_Short exercise:_
Reproduce each of the following entries verbatim, covering all of them, and omit the pictures from your answer.

————————

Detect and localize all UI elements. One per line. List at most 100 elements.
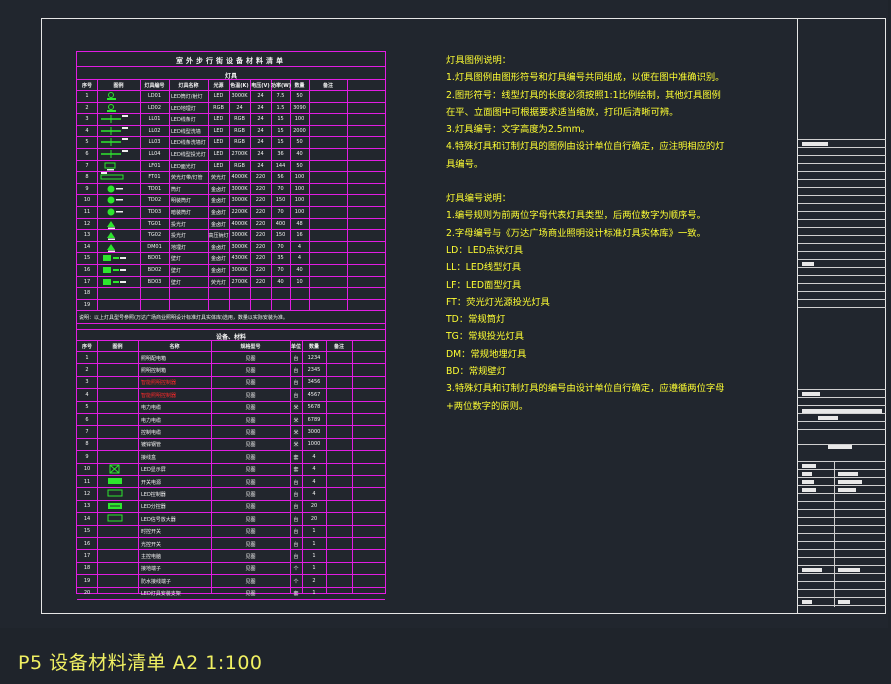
title-block (797, 18, 886, 614)
lamp-power: 70 (277, 209, 284, 215)
equipment-name: 电力电缆 (141, 417, 162, 424)
equipment-quantity: 20 (310, 515, 318, 522)
lamp-source: 高压钠灯 (208, 233, 229, 240)
lamp-row-no: 13 (83, 232, 91, 239)
table-rule (77, 375, 385, 377)
equipment-column-header: 单位 (290, 344, 301, 350)
lamp-source: LED (213, 93, 224, 99)
lamp-power: 15 (277, 116, 284, 123)
equipment-column-header: 数量 (308, 344, 319, 350)
equipment-row-no: 13 (83, 503, 91, 510)
equipment-quantity: 4 (312, 453, 316, 460)
title-block-rule (798, 283, 886, 284)
equipment-row-no: 18 (83, 565, 91, 572)
lamp-name: LED线型洗墙 (171, 128, 201, 135)
face-legend-icon (104, 162, 116, 171)
equipment-column-header: 序号 (81, 344, 92, 350)
title-block-rule (798, 187, 886, 188)
title-block-rule (798, 275, 886, 276)
equipment-unit: 套 (293, 591, 299, 598)
lamp-color-temp: 3000K (231, 267, 248, 273)
lamp-quantity: 100 (294, 116, 305, 123)
equipment-unit: 套 (293, 467, 299, 474)
equipment-unit: 台 (293, 491, 299, 498)
equipment-name: 电力电缆 (141, 405, 162, 412)
title-block-rule (798, 549, 886, 550)
equipment-spec: 见图 (245, 429, 256, 436)
table-rule (138, 340, 139, 593)
lamp-column-header: 色温(K) (230, 83, 249, 89)
lamp-quantity: 48 (296, 220, 303, 227)
lamp-code: LL02 (148, 127, 161, 134)
lamp-power: 36 (277, 151, 284, 157)
title-block-rule (798, 541, 886, 542)
equipment-name: 接地端子 (141, 566, 162, 573)
equipment-row-no: 8 (85, 441, 89, 448)
title-block-rule (798, 589, 886, 590)
lamp-code: LL04 (148, 151, 161, 157)
lamp-source: LED (213, 139, 224, 146)
lamp-voltage: 24 (257, 162, 264, 169)
title-block-label (802, 480, 814, 484)
lamp-quantity: 50 (296, 93, 303, 99)
equipment-name: 照明配电箱 (141, 355, 167, 362)
equipment-quantity: 1 (312, 540, 316, 547)
table-rule (290, 80, 291, 311)
title-block-rule (798, 267, 886, 268)
lamp-row-no: 19 (83, 301, 91, 308)
lamp-voltage: 24 (257, 104, 264, 111)
table-rule (208, 80, 209, 311)
lamp-voltage: 24 (257, 93, 264, 99)
lamp-power: 70 (277, 185, 284, 192)
equipment-row-no: 10 (83, 466, 91, 473)
lamp-source: 金卤灯 (210, 244, 226, 251)
title-block-label (802, 409, 882, 413)
lamp-source: 荧光灯 (210, 279, 226, 286)
table-rule (77, 323, 385, 325)
equipment-spec: 见图 (245, 578, 256, 585)
lamp-source: 金卤灯 (210, 198, 226, 205)
equipment-quantity: 2 (312, 577, 316, 584)
equipment-name: 接线盒 (141, 454, 157, 461)
lamp-name: 明装筒灯 (171, 198, 192, 205)
table-title: 室外步行街设备材料清单 (176, 57, 286, 65)
lamp-quantity: 100 (294, 197, 305, 204)
table-rule (169, 80, 170, 311)
code-note-line: TD：常规筒灯 (446, 314, 506, 326)
lamp-name: 壁灯 (171, 279, 182, 286)
lamp-color-temp: 4000K (231, 220, 248, 227)
lamp-voltage: 220 (255, 255, 266, 262)
lamp-color-temp: 2700K (231, 151, 248, 157)
equipment-unit: 台 (293, 479, 299, 486)
lamp-quantity: 10 (296, 278, 303, 285)
lamp-color-temp: 3000K (231, 232, 248, 239)
lamp-row-no: 15 (83, 255, 91, 262)
equipment-name: 智能照明控制器 (141, 392, 177, 399)
title-block-rule (798, 397, 886, 398)
sheet-caption: P5 设备材料清单 A2 1:100 (18, 652, 263, 674)
equipment-row-no: 20 (83, 590, 91, 597)
lamp-code: LD01 (148, 93, 161, 99)
equipment-row-no: 1 (85, 354, 89, 361)
table-rule (77, 340, 385, 341)
lamp-row-no: 14 (83, 243, 91, 250)
table-rule (97, 80, 98, 311)
lamp-code: TG01 (147, 220, 162, 227)
lamp-table-remark: 说明：以上灯具型号参照(万达广场商业照明设计标准灯具实体库)选用，数量以实际安装… (79, 315, 288, 322)
equipment-name: LED控制器 (141, 491, 166, 498)
lamp-row-no: 5 (85, 139, 89, 146)
spot-legend-icon (107, 185, 123, 193)
lamp-source: RGB (213, 104, 224, 111)
lamp-voltage: 220 (255, 232, 266, 239)
lamp-column-header: 灯具名称 (178, 83, 199, 89)
lamp-color-temp: RGB (234, 127, 245, 134)
equipment-row-no: 12 (83, 490, 91, 497)
proj-legend-icon (107, 243, 115, 252)
equipment-spec: 见图 (245, 467, 256, 474)
lamp-voltage: 24 (257, 116, 264, 123)
lamp-quantity: 2000 (293, 127, 306, 134)
lamp-quantity: 40 (296, 267, 303, 273)
table-rule (77, 363, 385, 365)
proj-legend-icon (107, 220, 115, 229)
lamp-code: LD02 (148, 104, 161, 111)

————————

_Solution:_
Detect and localize all UI elements. One per line. List at most 100 elements.
title-block (797, 18, 886, 614)
lamp-power: 70 (277, 209, 284, 215)
equipment-name: 电力电缆 (141, 417, 162, 424)
equipment-quantity: 20 (310, 515, 318, 522)
lamp-source: 高压钠灯 (208, 233, 229, 240)
lamp-row-no: 13 (83, 232, 91, 239)
table-rule (77, 375, 385, 377)
equipment-column-header: 单位 (290, 344, 301, 350)
lamp-source: LED (213, 93, 224, 99)
lamp-power: 15 (277, 116, 284, 123)
equipment-column-header: 数量 (308, 344, 319, 350)
equipment-row-no: 13 (83, 503, 91, 510)
equipment-quantity: 4 (312, 453, 316, 460)
title-block-rule (798, 283, 886, 284)
equipment-row-no: 18 (83, 565, 91, 572)
lamp-name: LED线型洗墙 (171, 128, 201, 135)
face-legend-icon (104, 162, 116, 171)
equipment-column-header: 序号 (81, 344, 92, 350)
title-block-rule (798, 187, 886, 188)
title-block-rule (798, 275, 886, 276)
equipment-unit: 套 (293, 591, 299, 598)
lamp-color-temp: 3000K (231, 267, 248, 273)
lamp-quantity: 100 (294, 116, 305, 123)
equipment-unit: 套 (293, 467, 299, 474)
equipment-unit: 台 (293, 491, 299, 498)
equipment-name: 电力电缆 (141, 405, 162, 412)
title-block-rule (798, 549, 886, 550)
equipment-spec: 见图 (245, 429, 256, 436)
table-rule (138, 340, 139, 593)
lamp-column-header: 色温(K) (230, 83, 249, 89)
lamp-quantity: 48 (296, 220, 303, 227)
lamp-code: LL02 (148, 127, 161, 134)
lamp-power: 36 (277, 151, 284, 157)
title-block-rule (798, 541, 886, 542)
equipment-name: 接地端子 (141, 566, 162, 573)
equipment-row-no: 8 (85, 441, 89, 448)
title-block-rule (798, 589, 886, 590)
lamp-code: LL04 (148, 151, 161, 157)
lamp-source: LED (213, 139, 224, 146)
lamp-voltage: 24 (257, 162, 264, 169)
title-block-label (802, 480, 814, 484)
lamp-quantity: 50 (296, 93, 303, 99)
equipment-name: 照明配电箱 (141, 355, 167, 362)
equipment-quantity: 1 (312, 540, 316, 547)
table-rule (290, 80, 291, 311)
title-block-rule (798, 267, 886, 268)
lamp-row-no: 19 (83, 301, 91, 308)
lamp-voltage: 24 (257, 104, 264, 111)
table-rule (208, 80, 209, 311)
lamp-voltage: 24 (257, 93, 264, 99)
lamp-power: 70 (277, 185, 284, 192)
equipment-row-no: 10 (83, 466, 91, 473)
lamp-source: 金卤灯 (210, 244, 226, 251)
title-block-label (802, 409, 882, 413)
lamp-source: 荧光灯 (210, 279, 226, 286)
table-rule (77, 323, 385, 325)
equipment-spec: 见图 (245, 578, 256, 585)
lamp-source: 金卤灯 (210, 198, 226, 205)
equipment-quantity: 2 (312, 577, 316, 584)
equipment-name: 接线盒 (141, 454, 157, 461)
lamp-name: 明装筒灯 (171, 198, 192, 205)
table-title: 室外步行街设备材料清单 (176, 57, 286, 65)
lamp-quantity: 100 (294, 197, 305, 204)
table-rule (169, 80, 170, 311)
code-note-line: TD：常规筒灯 (446, 314, 506, 326)
lamp-name: 壁灯 (171, 279, 182, 286)
lamp-color-temp: 4000K (231, 220, 248, 227)
lamp-voltage: 220 (255, 255, 266, 262)
lamp-color-temp: 2700K (231, 151, 248, 157)
equipment-unit: 台 (293, 479, 299, 486)
lamp-quantity: 10 (296, 278, 303, 285)
lamp-color-temp: 3000K (231, 232, 248, 239)
lamp-row-no: 15 (83, 255, 91, 262)
equipment-name: 智能照明控制器 (141, 392, 177, 399)
title-block-rule (798, 397, 886, 398)
sheet-caption: P5 设备材料清单 A2 1:100 (18, 652, 263, 674)
equipment-row-no: 20 (83, 590, 91, 597)
lamp-code: LD01 (148, 93, 161, 99)
equipment-row-no: 1 (85, 354, 89, 361)
table-rule (77, 340, 385, 341)
lamp-row-no: 14 (83, 243, 91, 250)
table-rule (97, 80, 98, 311)
lamp-code: TG01 (147, 220, 162, 227)
lamp-table-remark: 说明：以上灯具型号参照(万达广场商业照明设计标准灯具实体库)选用，数量以实际安装… (79, 315, 288, 322)
equipment-name: LED控制器 (141, 491, 166, 498)
lamp-row-no: 5 (85, 139, 89, 146)
spot-legend-icon (107, 185, 123, 193)
lamp-source: RGB (213, 104, 224, 111)
lamp-voltage: 220 (255, 232, 266, 239)
lamp-column-header: 灯具名称 (178, 83, 199, 89)
lamp-color-temp: RGB (234, 127, 245, 134)
equipment-row-no: 12 (83, 490, 91, 497)
proj-legend-icon (107, 243, 115, 252)
equipment-spec: 见图 (245, 467, 256, 474)
lamp-voltage: 24 (257, 116, 264, 123)
lamp-quantity: 2000 (293, 127, 306, 134)
lamp-quantity: 40 (296, 267, 303, 273)
table-rule (77, 363, 385, 365)
proj-legend-icon (107, 220, 115, 229)
lamp-code: LD02 (148, 104, 161, 111)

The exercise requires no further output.